• _WHAT NEEDS TO BE DONE_:
Take the entries below and reproduce them word for word.

** START **

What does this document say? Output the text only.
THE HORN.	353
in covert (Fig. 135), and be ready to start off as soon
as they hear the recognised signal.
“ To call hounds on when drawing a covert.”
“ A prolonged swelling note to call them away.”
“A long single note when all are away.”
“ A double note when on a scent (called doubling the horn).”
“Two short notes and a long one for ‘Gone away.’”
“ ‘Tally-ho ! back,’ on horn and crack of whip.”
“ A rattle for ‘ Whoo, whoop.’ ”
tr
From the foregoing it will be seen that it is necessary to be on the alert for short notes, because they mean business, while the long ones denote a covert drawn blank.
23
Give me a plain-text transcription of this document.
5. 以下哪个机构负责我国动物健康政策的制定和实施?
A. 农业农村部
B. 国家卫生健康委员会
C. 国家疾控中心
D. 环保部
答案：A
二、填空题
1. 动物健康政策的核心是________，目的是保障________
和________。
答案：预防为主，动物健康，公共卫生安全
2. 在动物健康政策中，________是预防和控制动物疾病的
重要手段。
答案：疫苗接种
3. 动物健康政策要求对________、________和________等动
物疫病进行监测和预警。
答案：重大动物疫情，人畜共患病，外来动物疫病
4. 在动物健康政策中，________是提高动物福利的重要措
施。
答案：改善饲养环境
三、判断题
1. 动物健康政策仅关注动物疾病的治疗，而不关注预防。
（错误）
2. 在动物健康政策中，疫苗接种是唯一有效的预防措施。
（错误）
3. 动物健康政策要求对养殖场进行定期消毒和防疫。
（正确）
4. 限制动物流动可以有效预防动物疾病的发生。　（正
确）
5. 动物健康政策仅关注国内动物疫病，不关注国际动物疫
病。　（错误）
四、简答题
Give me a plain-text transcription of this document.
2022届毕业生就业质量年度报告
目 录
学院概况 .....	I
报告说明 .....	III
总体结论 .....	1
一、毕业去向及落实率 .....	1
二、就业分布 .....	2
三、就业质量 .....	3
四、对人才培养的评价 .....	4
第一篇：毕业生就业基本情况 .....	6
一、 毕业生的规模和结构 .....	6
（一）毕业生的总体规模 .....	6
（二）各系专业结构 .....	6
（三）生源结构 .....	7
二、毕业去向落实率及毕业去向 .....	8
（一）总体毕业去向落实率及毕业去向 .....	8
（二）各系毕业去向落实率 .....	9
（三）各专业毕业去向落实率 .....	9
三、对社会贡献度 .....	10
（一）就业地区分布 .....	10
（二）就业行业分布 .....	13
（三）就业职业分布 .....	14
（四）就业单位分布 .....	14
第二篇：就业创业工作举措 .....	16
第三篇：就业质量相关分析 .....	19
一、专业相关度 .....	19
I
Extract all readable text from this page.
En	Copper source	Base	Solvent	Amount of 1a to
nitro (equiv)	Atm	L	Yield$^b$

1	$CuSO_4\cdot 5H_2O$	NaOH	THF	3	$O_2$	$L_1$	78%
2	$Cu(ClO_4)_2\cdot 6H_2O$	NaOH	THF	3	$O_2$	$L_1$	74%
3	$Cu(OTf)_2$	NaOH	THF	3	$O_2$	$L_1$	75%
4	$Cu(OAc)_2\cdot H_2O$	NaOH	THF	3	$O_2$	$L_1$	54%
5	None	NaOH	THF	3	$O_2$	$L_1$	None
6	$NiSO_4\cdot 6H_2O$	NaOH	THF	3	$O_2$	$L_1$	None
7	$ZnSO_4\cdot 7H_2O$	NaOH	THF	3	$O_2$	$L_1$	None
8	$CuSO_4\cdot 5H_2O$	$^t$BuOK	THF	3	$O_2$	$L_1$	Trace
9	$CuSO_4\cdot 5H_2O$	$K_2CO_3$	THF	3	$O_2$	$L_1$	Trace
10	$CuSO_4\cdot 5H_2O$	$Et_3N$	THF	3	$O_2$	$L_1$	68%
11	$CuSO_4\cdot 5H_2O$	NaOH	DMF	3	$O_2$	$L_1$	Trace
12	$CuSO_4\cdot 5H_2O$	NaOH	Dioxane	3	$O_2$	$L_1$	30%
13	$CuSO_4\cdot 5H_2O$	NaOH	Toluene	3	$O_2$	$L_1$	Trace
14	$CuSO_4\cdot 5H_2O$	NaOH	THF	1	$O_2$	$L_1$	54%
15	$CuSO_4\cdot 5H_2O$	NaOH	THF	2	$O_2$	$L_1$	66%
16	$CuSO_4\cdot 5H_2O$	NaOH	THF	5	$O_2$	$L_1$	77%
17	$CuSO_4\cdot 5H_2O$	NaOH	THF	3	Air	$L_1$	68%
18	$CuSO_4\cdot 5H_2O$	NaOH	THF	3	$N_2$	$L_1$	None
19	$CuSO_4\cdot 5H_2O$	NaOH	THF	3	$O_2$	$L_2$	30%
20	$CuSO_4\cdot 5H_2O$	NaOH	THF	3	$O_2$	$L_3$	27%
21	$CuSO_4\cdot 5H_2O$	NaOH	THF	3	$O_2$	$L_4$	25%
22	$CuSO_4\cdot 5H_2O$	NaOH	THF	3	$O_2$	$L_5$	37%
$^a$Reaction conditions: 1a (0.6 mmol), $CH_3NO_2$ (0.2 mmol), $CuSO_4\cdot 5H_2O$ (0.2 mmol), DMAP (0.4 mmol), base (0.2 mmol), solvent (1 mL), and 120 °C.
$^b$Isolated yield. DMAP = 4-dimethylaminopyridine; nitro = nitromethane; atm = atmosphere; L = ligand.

** END **

• _FULL SOLUTION_:
What does this document say? Output the text only.
THE HORN.	353
in covert (Fig. 135), and be ready to start off as soon
as they hear the recognised signal.
“ To call hounds on when drawing a covert.”
“ A prolonged swelling note to call them away.”
“A long single note when all are away.”
“ A double note when on a scent (called doubling the horn).”
“Two short notes and a long one for ‘Gone away.’”
“ ‘Tally-ho ! back,’ on horn and crack of whip.”
“ A rattle for ‘ Whoo, whoop.’ ”
tr
From the foregoing it will be seen that it is necessary to be on the alert for short notes, because they mean business, while the long ones denote a covert drawn blank.
23
Give me a plain-text transcription of this document.
5. 以下哪个机构负责我国动物健康政策的制定和实施?
A. 农业农村部
B. 国家卫生健康委员会
C. 国家疾控中心
D. 环保部
答案：A
二、填空题
1. 动物健康政策的核心是________，目的是保障________
和________。
答案：预防为主，动物健康，公共卫生安全
2. 在动物健康政策中，________是预防和控制动物疾病的
重要手段。
答案：疫苗接种
3. 动物健康政策要求对________、________和________等动
物疫病进行监测和预警。
答案：重大动物疫情，人畜共患病，外来动物疫病
4. 在动物健康政策中，________是提高动物福利的重要措
施。
答案：改善饲养环境
三、判断题
1. 动物健康政策仅关注动物疾病的治疗，而不关注预防。
（错误）
2. 在动物健康政策中，疫苗接种是唯一有效的预防措施。
（错误）
3. 动物健康政策要求对养殖场进行定期消毒和防疫。
（正确）
4. 限制动物流动可以有效预防动物疾病的发生。　（正
确）
5. 动物健康政策仅关注国内动物疫病，不关注国际动物疫
病。　（错误）
四、简答题
Give me a plain-text transcription of this document.
2022届毕业生就业质量年度报告
目 录
学院概况 .....	I
报告说明 .....	III
总体结论 .....	1
一、毕业去向及落实率 .....	1
二、就业分布 .....	2
三、就业质量 .....	3
四、对人才培养的评价 .....	4
第一篇：毕业生就业基本情况 .....	6
一、 毕业生的规模和结构 .....	6
（一）毕业生的总体规模 .....	6
（二）各系专业结构 .....	6
（三）生源结构 .....	7
二、毕业去向落实率及毕业去向 .....	8
（一）总体毕业去向落实率及毕业去向 .....	8
（二）各系毕业去向落实率 .....	9
（三）各专业毕业去向落实率 .....	9
三、对社会贡献度 .....	10
（一）就业地区分布 .....	10
（二）就业行业分布 .....	13
（三）就业职业分布 .....	14
（四）就业单位分布 .....	14
第二篇：就业创业工作举措 .....	16
第三篇：就业质量相关分析 .....	19
一、专业相关度 .....	19
I
Extract all readable text from this page.
En	Copper source	Base	Solvent	Amount of 1a to
nitro (equiv)	Atm	L	Yield$^b$

1	$CuSO_4\cdot 5H_2O$	NaOH	THF	3	$O_2$	$L_1$	78%
2	$Cu(ClO_4)_2\cdot 6H_2O$	NaOH	THF	3	$O_2$	$L_1$	74%
3	$Cu(OTf)_2$	NaOH	THF	3	$O_2$	$L_1$	75%
4	$Cu(OAc)_2\cdot H_2O$	NaOH	THF	3	$O_2$	$L_1$	54%
5	None	NaOH	THF	3	$O_2$	$L_1$	None
6	$NiSO_4\cdot 6H_2O$	NaOH	THF	3	$O_2$	$L_1$	None
7	$ZnSO_4\cdot 7H_2O$	NaOH	THF	3	$O_2$	$L_1$	None
8	$CuSO_4\cdot 5H_2O$	$^t$BuOK	THF	3	$O_2$	$L_1$	Trace
9	$CuSO_4\cdot 5H_2O$	$K_2CO_3$	THF	3	$O_2$	$L_1$	Trace
10	$CuSO_4\cdot 5H_2O$	$Et_3N$	THF	3	$O_2$	$L_1$	68%
11	$CuSO_4\cdot 5H_2O$	NaOH	DMF	3	$O_2$	$L_1$	Trace
12	$CuSO_4\cdot 5H_2O$	NaOH	Dioxane	3	$O_2$	$L_1$	30%
13	$CuSO_4\cdot 5H_2O$	NaOH	Toluene	3	$O_2$	$L_1$	Trace
14	$CuSO_4\cdot 5H_2O$	NaOH	THF	1	$O_2$	$L_1$	54%
15	$CuSO_4\cdot 5H_2O$	NaOH	THF	2	$O_2$	$L_1$	66%
16	$CuSO_4\cdot 5H_2O$	NaOH	THF	5	$O_2$	$L_1$	77%
17	$CuSO_4\cdot 5H_2O$	NaOH	THF	3	Air	$L_1$	68%
18	$CuSO_4\cdot 5H_2O$	NaOH	THF	3	$N_2$	$L_1$	None
19	$CuSO_4\cdot 5H_2O$	NaOH	THF	3	$O_2$	$L_2$	30%
20	$CuSO_4\cdot 5H_2O$	NaOH	THF	3	$O_2$	$L_3$	27%
21	$CuSO_4\cdot 5H_2O$	NaOH	THF	3	$O_2$	$L_4$	25%
22	$CuSO_4\cdot 5H_2O$	NaOH	THF	3	$O_2$	$L_5$	37%
$^a$Reaction conditions: 1a (0.6 mmol), $CH_3NO_2$ (0.2 mmol), $CuSO_4\cdot 5H_2O$ (0.2 mmol), DMAP (0.4 mmol), base (0.2 mmol), solvent (1 mL), and 120 °C.
$^b$Isolated yield. DMAP = 4-dimethylaminopyridine; nitro = nitromethane; atm = atmosphere; L = ligand.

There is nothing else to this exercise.